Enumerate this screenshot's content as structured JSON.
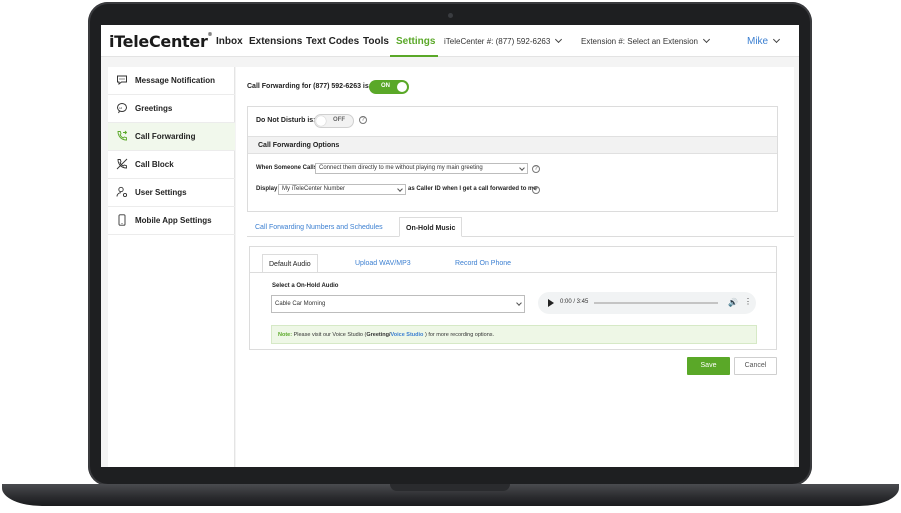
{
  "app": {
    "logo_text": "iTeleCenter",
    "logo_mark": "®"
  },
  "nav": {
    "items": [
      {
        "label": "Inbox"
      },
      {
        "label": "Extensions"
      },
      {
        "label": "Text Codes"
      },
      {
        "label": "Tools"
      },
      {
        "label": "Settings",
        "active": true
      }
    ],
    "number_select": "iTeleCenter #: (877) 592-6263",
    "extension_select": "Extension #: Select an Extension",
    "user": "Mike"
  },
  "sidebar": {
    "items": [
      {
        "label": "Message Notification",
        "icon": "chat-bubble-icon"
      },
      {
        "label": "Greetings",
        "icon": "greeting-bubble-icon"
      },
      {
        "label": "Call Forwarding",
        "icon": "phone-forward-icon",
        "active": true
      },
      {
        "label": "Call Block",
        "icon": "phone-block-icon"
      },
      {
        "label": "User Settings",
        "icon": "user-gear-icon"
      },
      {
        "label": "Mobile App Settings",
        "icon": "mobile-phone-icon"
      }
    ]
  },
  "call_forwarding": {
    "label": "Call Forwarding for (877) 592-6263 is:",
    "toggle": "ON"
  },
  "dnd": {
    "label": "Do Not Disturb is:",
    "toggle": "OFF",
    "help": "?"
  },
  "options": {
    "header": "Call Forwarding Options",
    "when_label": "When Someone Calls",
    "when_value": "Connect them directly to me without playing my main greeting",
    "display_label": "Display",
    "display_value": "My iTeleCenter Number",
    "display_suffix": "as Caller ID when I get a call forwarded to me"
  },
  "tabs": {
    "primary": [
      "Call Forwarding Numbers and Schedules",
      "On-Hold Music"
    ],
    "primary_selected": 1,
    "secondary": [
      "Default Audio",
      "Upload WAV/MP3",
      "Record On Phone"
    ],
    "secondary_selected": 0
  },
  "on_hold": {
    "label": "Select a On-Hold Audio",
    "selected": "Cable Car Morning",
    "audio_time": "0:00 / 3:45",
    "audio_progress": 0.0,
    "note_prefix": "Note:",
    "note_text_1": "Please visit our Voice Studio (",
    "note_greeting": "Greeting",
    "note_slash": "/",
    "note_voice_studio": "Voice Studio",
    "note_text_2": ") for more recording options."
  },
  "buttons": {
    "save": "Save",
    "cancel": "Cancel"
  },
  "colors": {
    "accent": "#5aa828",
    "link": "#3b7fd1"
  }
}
────────
▸ Your goal:
Images do not belong in the copy; reproduce all other parts of the records above verbatim.

▸ Exercise solution:
Enumerate this screenshot's content as structured JSON.
{
  "app": {
    "logo_text": "iTeleCenter",
    "logo_mark": "®"
  },
  "nav": {
    "items": [
      {
        "label": "Inbox"
      },
      {
        "label": "Extensions"
      },
      {
        "label": "Text Codes"
      },
      {
        "label": "Tools"
      },
      {
        "label": "Settings",
        "active": true
      }
    ],
    "number_select": "iTeleCenter #: (877) 592-6263",
    "extension_select": "Extension #: Select an Extension",
    "user": "Mike"
  },
  "sidebar": {
    "items": [
      {
        "label": "Message Notification",
        "icon": "chat-bubble-icon"
      },
      {
        "label": "Greetings",
        "icon": "greeting-bubble-icon"
      },
      {
        "label": "Call Forwarding",
        "icon": "phone-forward-icon",
        "active": true
      },
      {
        "label": "Call Block",
        "icon": "phone-block-icon"
      },
      {
        "label": "User Settings",
        "icon": "user-gear-icon"
      },
      {
        "label": "Mobile App Settings",
        "icon": "mobile-phone-icon"
      }
    ]
  },
  "call_forwarding": {
    "label": "Call Forwarding for (877) 592-6263 is:",
    "toggle": "ON"
  },
  "dnd": {
    "label": "Do Not Disturb is:",
    "toggle": "OFF",
    "help": "?"
  },
  "options": {
    "header": "Call Forwarding Options",
    "when_label": "When Someone Calls",
    "when_value": "Connect them directly to me without playing my main greeting",
    "display_label": "Display",
    "display_value": "My iTeleCenter Number",
    "display_suffix": "as Caller ID when I get a call forwarded to me"
  },
  "tabs": {
    "primary": [
      "Call Forwarding Numbers and Schedules",
      "On-Hold Music"
    ],
    "primary_selected": 1,
    "secondary": [
      "Default Audio",
      "Upload WAV/MP3",
      "Record On Phone"
    ],
    "secondary_selected": 0
  },
  "on_hold": {
    "label": "Select a On-Hold Audio",
    "selected": "Cable Car Morning",
    "audio_time": "0:00 / 3:45",
    "audio_progress": 0.0,
    "note_prefix": "Note:",
    "note_text_1": "Please visit our Voice Studio (",
    "note_greeting": "Greeting",
    "note_slash": "/",
    "note_voice_studio": "Voice Studio",
    "note_text_2": ") for more recording options."
  },
  "buttons": {
    "save": "Save",
    "cancel": "Cancel"
  },
  "colors": {
    "accent": "#5aa828",
    "link": "#3b7fd1"
  }
}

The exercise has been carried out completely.